Aim of the exercise: Print the listing in its entirety and exactly, leaving out images.

Data for processing:
↓↓↓
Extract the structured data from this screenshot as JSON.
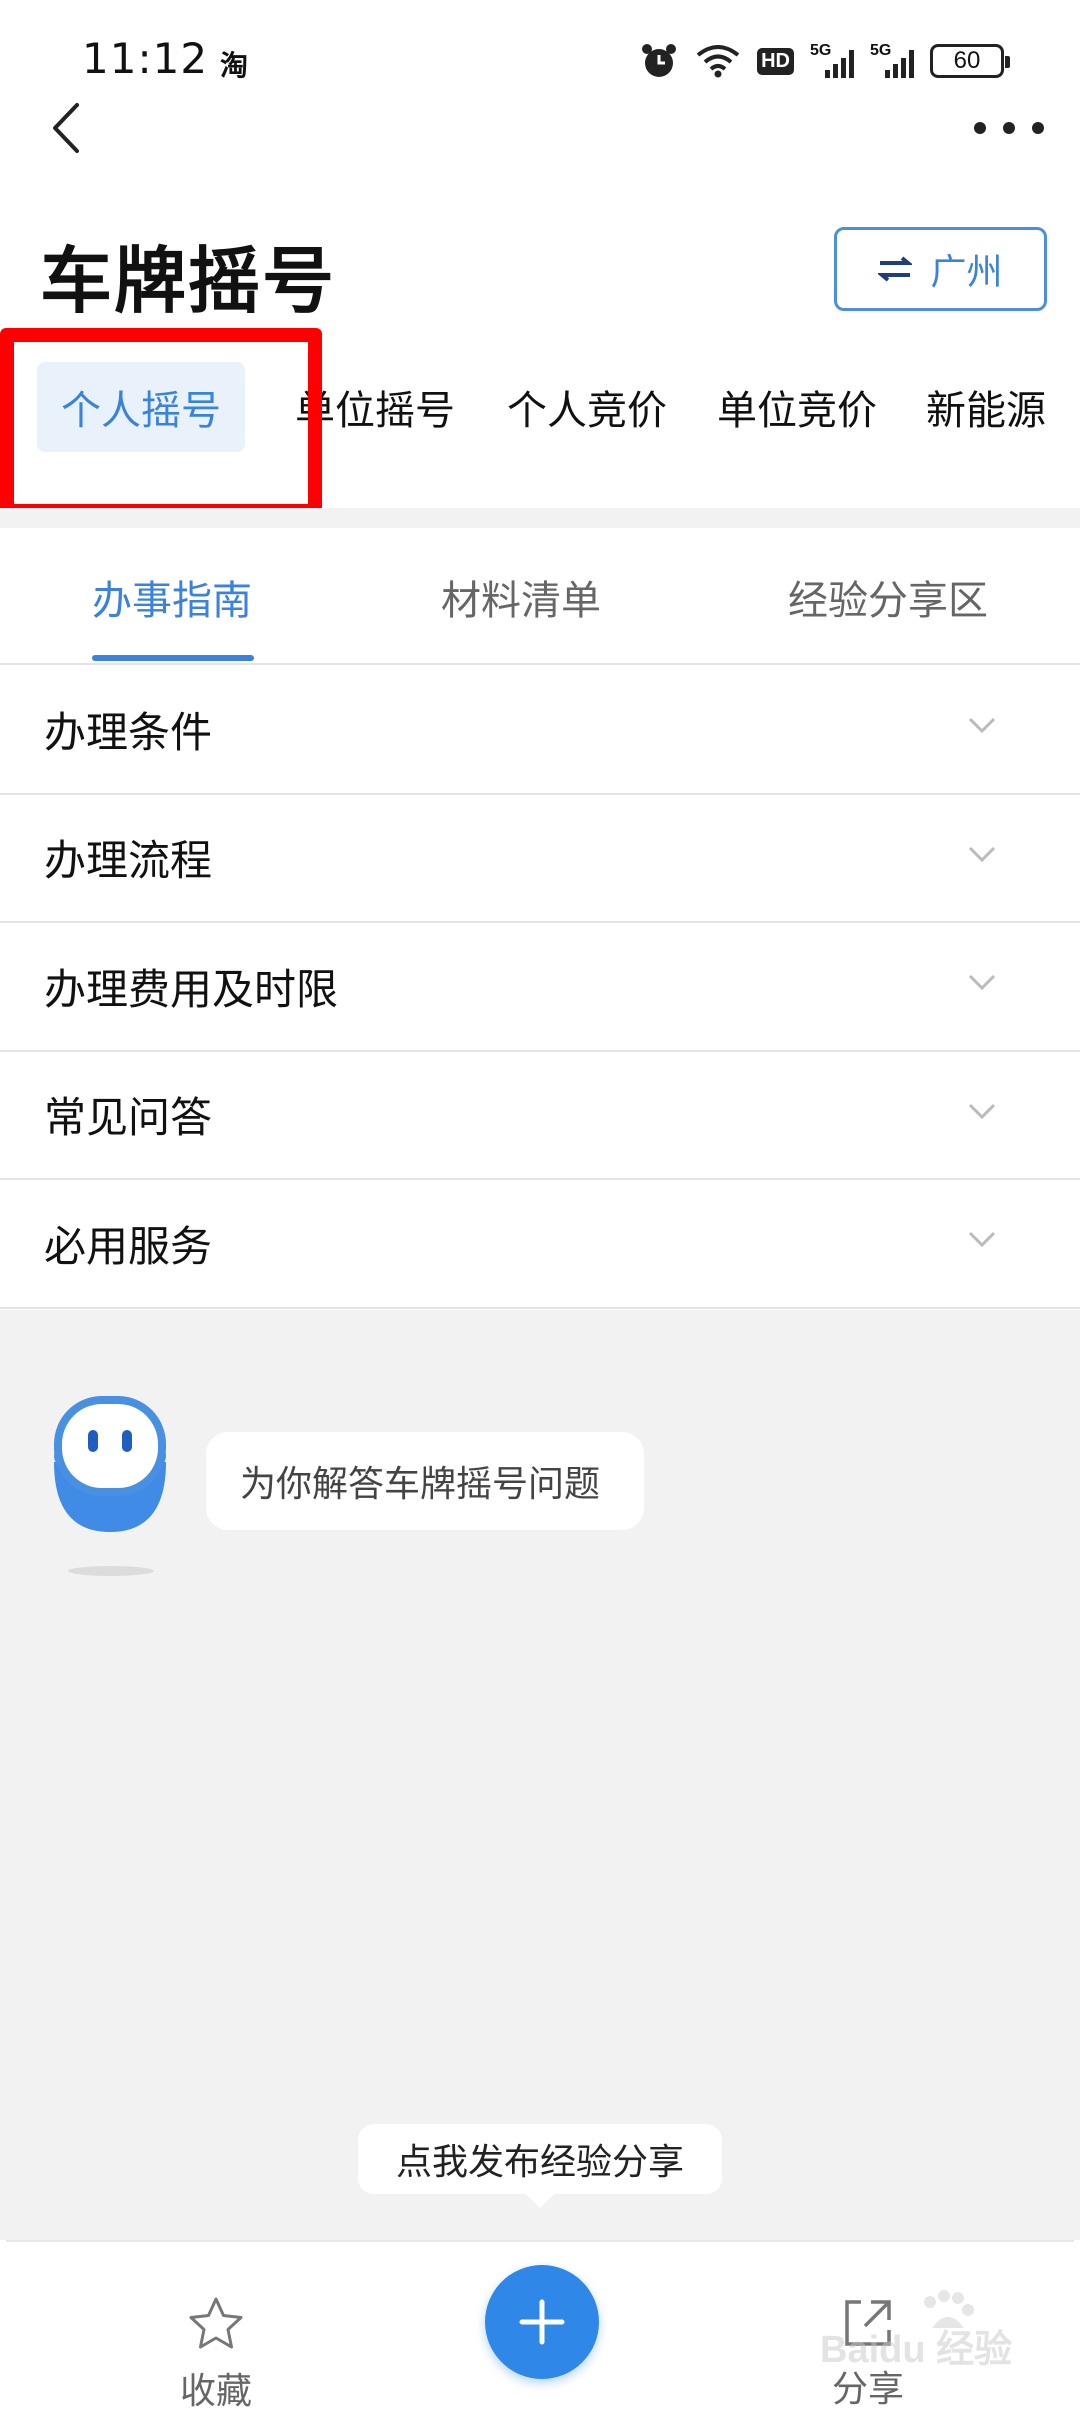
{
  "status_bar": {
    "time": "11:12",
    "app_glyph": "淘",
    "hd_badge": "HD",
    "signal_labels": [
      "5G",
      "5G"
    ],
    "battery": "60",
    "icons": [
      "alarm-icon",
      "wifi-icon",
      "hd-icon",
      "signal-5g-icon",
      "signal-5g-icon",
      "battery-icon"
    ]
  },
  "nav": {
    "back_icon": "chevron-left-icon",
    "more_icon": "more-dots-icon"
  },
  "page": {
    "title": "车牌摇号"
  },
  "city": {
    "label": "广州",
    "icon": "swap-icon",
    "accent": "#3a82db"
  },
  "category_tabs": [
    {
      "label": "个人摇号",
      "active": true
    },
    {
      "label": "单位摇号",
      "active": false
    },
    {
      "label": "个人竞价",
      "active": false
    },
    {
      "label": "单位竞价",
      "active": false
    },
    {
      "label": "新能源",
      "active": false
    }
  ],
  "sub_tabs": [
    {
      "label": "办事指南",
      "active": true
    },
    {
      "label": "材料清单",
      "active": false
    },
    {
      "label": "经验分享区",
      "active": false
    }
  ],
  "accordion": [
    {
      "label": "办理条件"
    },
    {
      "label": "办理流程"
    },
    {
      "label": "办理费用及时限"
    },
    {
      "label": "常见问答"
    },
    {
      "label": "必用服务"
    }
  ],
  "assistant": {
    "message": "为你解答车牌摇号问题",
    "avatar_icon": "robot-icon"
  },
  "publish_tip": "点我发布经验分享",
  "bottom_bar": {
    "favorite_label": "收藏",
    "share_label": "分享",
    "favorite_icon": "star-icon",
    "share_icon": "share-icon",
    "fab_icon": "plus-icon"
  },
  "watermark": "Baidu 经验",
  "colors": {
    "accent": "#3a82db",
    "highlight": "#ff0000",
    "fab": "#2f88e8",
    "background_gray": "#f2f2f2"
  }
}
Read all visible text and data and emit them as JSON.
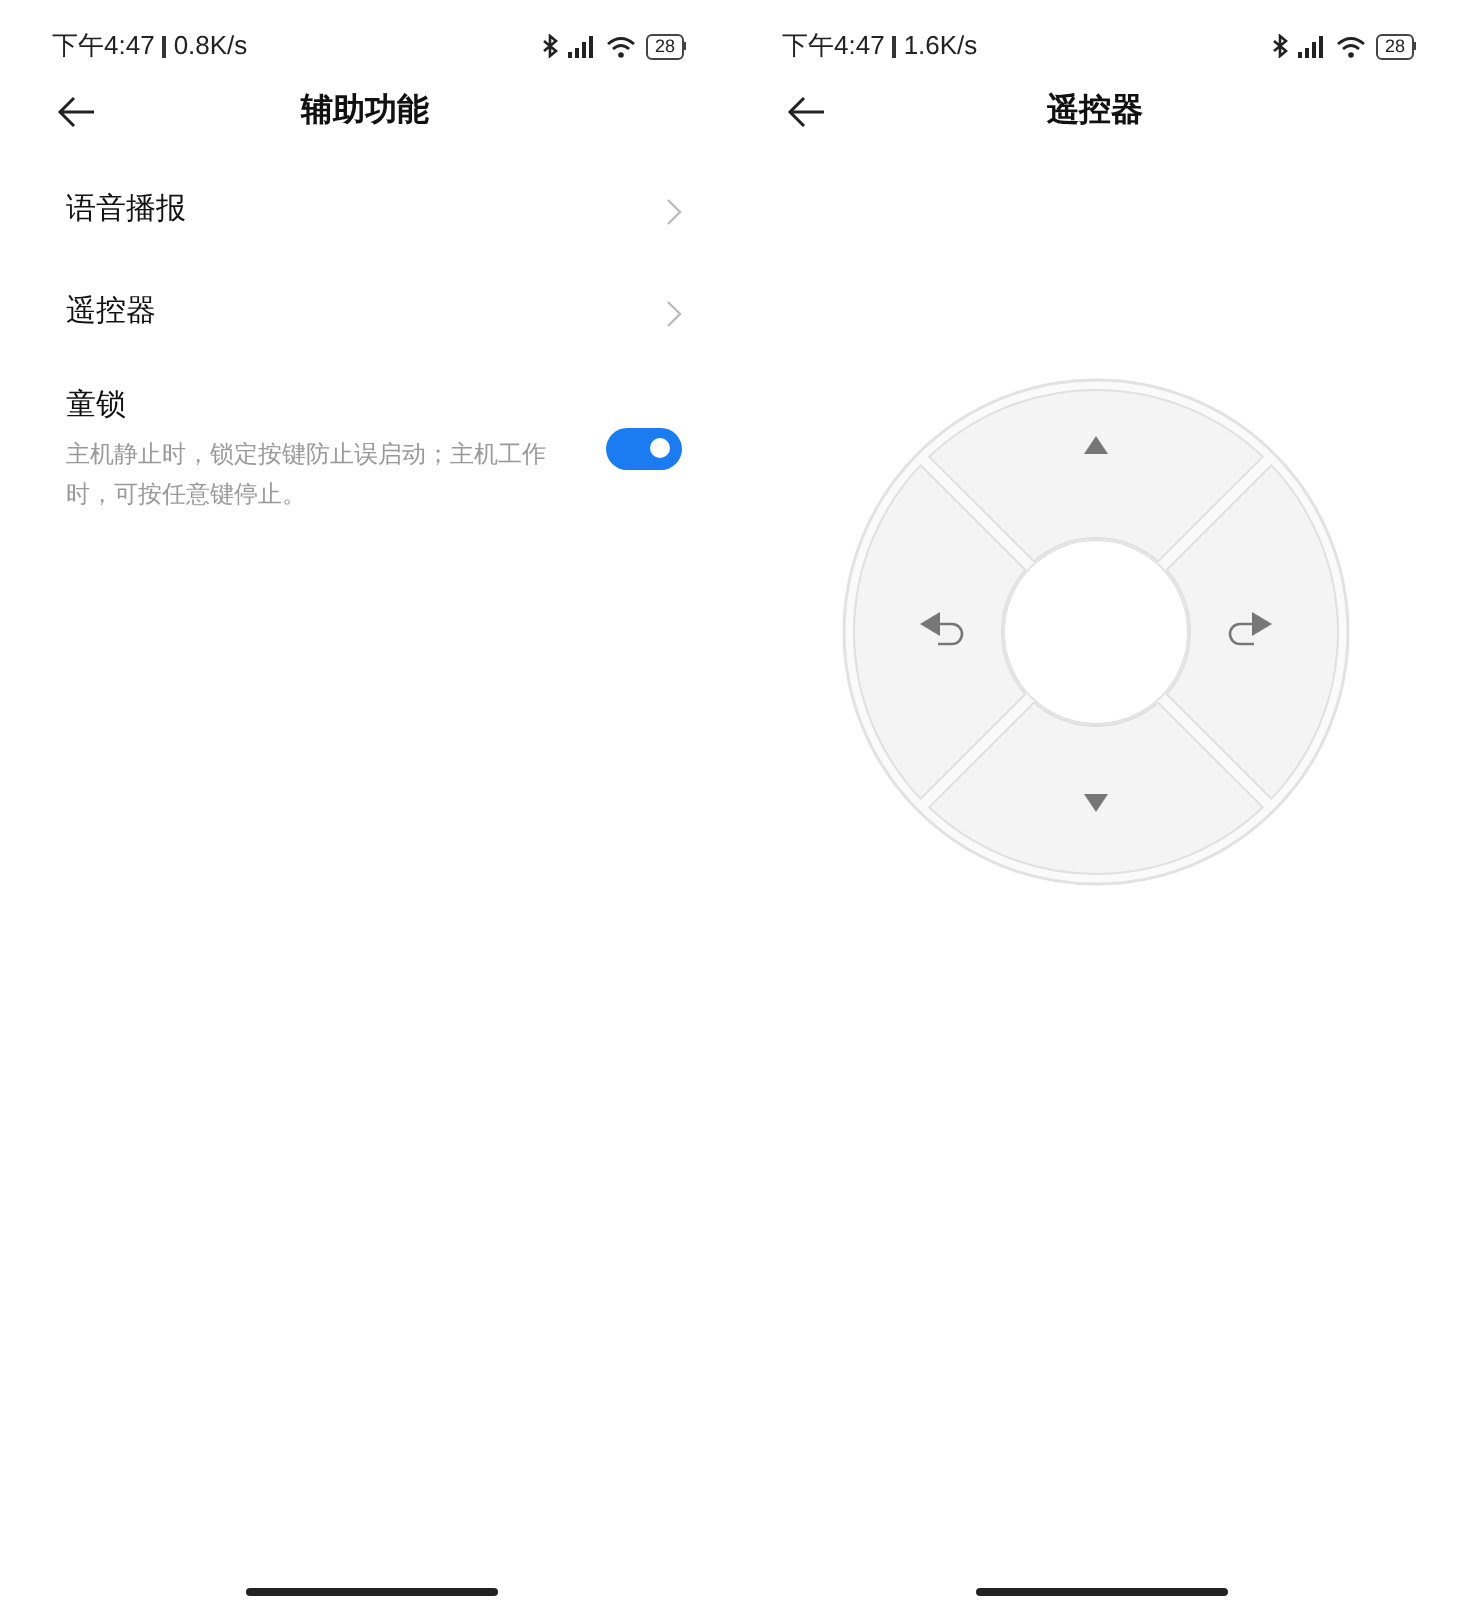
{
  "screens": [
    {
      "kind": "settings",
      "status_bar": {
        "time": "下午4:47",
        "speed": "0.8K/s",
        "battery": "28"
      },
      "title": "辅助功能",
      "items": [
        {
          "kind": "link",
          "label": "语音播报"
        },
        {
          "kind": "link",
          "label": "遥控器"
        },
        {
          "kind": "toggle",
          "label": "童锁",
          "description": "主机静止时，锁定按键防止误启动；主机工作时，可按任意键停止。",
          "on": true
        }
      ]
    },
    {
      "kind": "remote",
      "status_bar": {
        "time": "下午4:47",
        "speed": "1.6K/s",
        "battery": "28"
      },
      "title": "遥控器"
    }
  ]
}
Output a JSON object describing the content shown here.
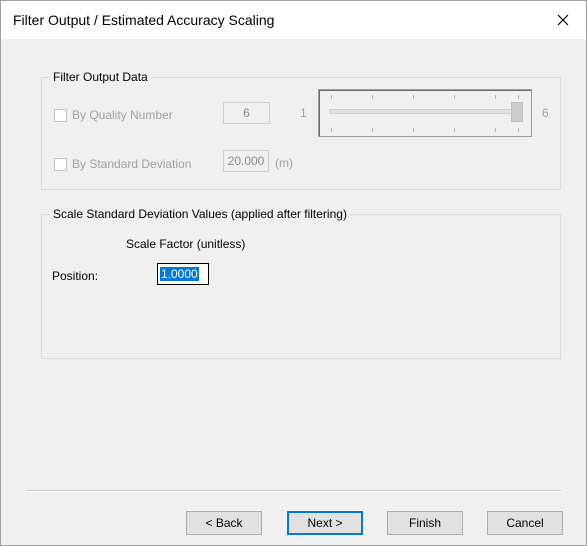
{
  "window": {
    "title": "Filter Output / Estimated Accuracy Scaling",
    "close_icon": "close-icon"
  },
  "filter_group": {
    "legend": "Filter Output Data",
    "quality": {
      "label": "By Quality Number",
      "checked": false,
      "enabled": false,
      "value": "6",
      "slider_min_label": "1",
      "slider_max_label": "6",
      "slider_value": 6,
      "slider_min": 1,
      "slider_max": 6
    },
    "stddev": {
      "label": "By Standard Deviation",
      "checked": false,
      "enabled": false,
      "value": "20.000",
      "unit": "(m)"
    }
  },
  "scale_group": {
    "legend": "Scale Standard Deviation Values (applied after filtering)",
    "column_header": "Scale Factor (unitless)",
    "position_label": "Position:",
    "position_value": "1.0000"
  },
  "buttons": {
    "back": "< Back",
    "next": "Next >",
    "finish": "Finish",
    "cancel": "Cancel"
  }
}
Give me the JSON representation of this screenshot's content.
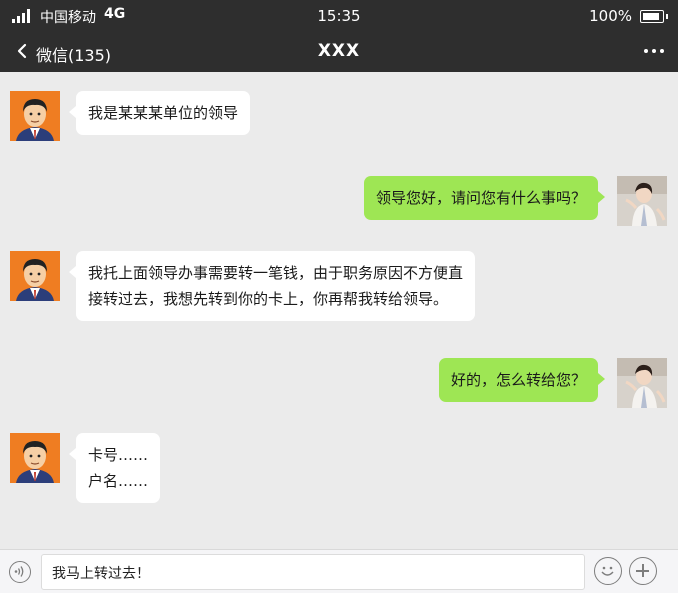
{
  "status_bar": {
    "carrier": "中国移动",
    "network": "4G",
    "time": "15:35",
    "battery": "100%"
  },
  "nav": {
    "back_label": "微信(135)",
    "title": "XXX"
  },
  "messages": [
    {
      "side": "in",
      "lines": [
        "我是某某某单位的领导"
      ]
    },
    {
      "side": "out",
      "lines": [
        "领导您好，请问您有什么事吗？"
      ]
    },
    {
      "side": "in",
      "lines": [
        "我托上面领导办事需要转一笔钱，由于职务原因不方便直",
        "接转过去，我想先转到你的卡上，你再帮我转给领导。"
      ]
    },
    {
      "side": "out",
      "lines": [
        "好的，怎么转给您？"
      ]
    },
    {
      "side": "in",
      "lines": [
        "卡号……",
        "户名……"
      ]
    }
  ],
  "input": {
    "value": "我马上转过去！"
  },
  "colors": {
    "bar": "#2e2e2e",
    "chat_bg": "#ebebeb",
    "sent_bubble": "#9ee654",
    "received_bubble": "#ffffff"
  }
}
↑↑↑
Output of the exercise:
Extract the structured data from this screenshot as JSON.
{
  "status_bar": {
    "time": "11:12",
    "app_glyph": "淘",
    "hd_badge": "HD",
    "signal_labels": [
      "5G",
      "5G"
    ],
    "battery": "60",
    "icons": [
      "alarm-icon",
      "wifi-icon",
      "hd-icon",
      "signal-5g-icon",
      "signal-5g-icon",
      "battery-icon"
    ]
  },
  "nav": {
    "back_icon": "chevron-left-icon",
    "more_icon": "more-dots-icon"
  },
  "page": {
    "title": "车牌摇号"
  },
  "city": {
    "label": "广州",
    "icon": "swap-icon",
    "accent": "#3a82db"
  },
  "category_tabs": [
    {
      "label": "个人摇号",
      "active": true
    },
    {
      "label": "单位摇号",
      "active": false
    },
    {
      "label": "个人竞价",
      "active": false
    },
    {
      "label": "单位竞价",
      "active": false
    },
    {
      "label": "新能源",
      "active": false
    }
  ],
  "sub_tabs": [
    {
      "label": "办事指南",
      "active": true
    },
    {
      "label": "材料清单",
      "active": false
    },
    {
      "label": "经验分享区",
      "active": false
    }
  ],
  "accordion": [
    {
      "label": "办理条件"
    },
    {
      "label": "办理流程"
    },
    {
      "label": "办理费用及时限"
    },
    {
      "label": "常见问答"
    },
    {
      "label": "必用服务"
    }
  ],
  "assistant": {
    "message": "为你解答车牌摇号问题",
    "avatar_icon": "robot-icon"
  },
  "publish_tip": "点我发布经验分享",
  "bottom_bar": {
    "favorite_label": "收藏",
    "share_label": "分享",
    "favorite_icon": "star-icon",
    "share_icon": "share-icon",
    "fab_icon": "plus-icon"
  },
  "watermark": "Baidu 经验",
  "colors": {
    "accent": "#3a82db",
    "highlight": "#ff0000",
    "fab": "#2f88e8",
    "background_gray": "#f2f2f2"
  }
}
Read all visible text and data and emit them as JSON.
{
  "screens": [
    {
      "kind": "settings",
      "status_bar": {
        "time": "下午4:47",
        "speed": "0.8K/s",
        "battery": "28"
      },
      "title": "辅助功能",
      "items": [
        {
          "kind": "link",
          "label": "语音播报"
        },
        {
          "kind": "link",
          "label": "遥控器"
        },
        {
          "kind": "toggle",
          "label": "童锁",
          "description": "主机静止时，锁定按键防止误启动；主机工作时，可按任意键停止。",
          "on": true
        }
      ]
    },
    {
      "kind": "remote",
      "status_bar": {
        "time": "下午4:47",
        "speed": "1.6K/s",
        "battery": "28"
      },
      "title": "遥控器"
    }
  ]
}
Output a JSON object describing the content shown here.
{
  "window": {
    "title": "Filter Output / Estimated Accuracy Scaling",
    "close_icon": "close-icon"
  },
  "filter_group": {
    "legend": "Filter Output Data",
    "quality": {
      "label": "By Quality Number",
      "checked": false,
      "enabled": false,
      "value": "6",
      "slider_min_label": "1",
      "slider_max_label": "6",
      "slider_value": 6,
      "slider_min": 1,
      "slider_max": 6
    },
    "stddev": {
      "label": "By Standard Deviation",
      "checked": false,
      "enabled": false,
      "value": "20.000",
      "unit": "(m)"
    }
  },
  "scale_group": {
    "legend": "Scale Standard Deviation Values (applied after filtering)",
    "column_header": "Scale Factor (unitless)",
    "position_label": "Position:",
    "position_value": "1.0000"
  },
  "buttons": {
    "back": "< Back",
    "next": "Next >",
    "finish": "Finish",
    "cancel": "Cancel"
  }
}
Give me the JSON representation of this screenshot's content.
{
  "status_bar": {
    "carrier": "中国移动",
    "network": "4G",
    "time": "15:35",
    "battery": "100%"
  },
  "nav": {
    "back_label": "微信(135)",
    "title": "XXX"
  },
  "messages": [
    {
      "side": "in",
      "lines": [
        "我是某某某单位的领导"
      ]
    },
    {
      "side": "out",
      "lines": [
        "领导您好，请问您有什么事吗？"
      ]
    },
    {
      "side": "in",
      "lines": [
        "我托上面领导办事需要转一笔钱，由于职务原因不方便直",
        "接转过去，我想先转到你的卡上，你再帮我转给领导。"
      ]
    },
    {
      "side": "out",
      "lines": [
        "好的，怎么转给您？"
      ]
    },
    {
      "side": "in",
      "lines": [
        "卡号……",
        "户名……"
      ]
    }
  ],
  "input": {
    "value": "我马上转过去！"
  },
  "colors": {
    "bar": "#2e2e2e",
    "chat_bg": "#ebebeb",
    "sent_bubble": "#9ee654",
    "received_bubble": "#ffffff"
  }
}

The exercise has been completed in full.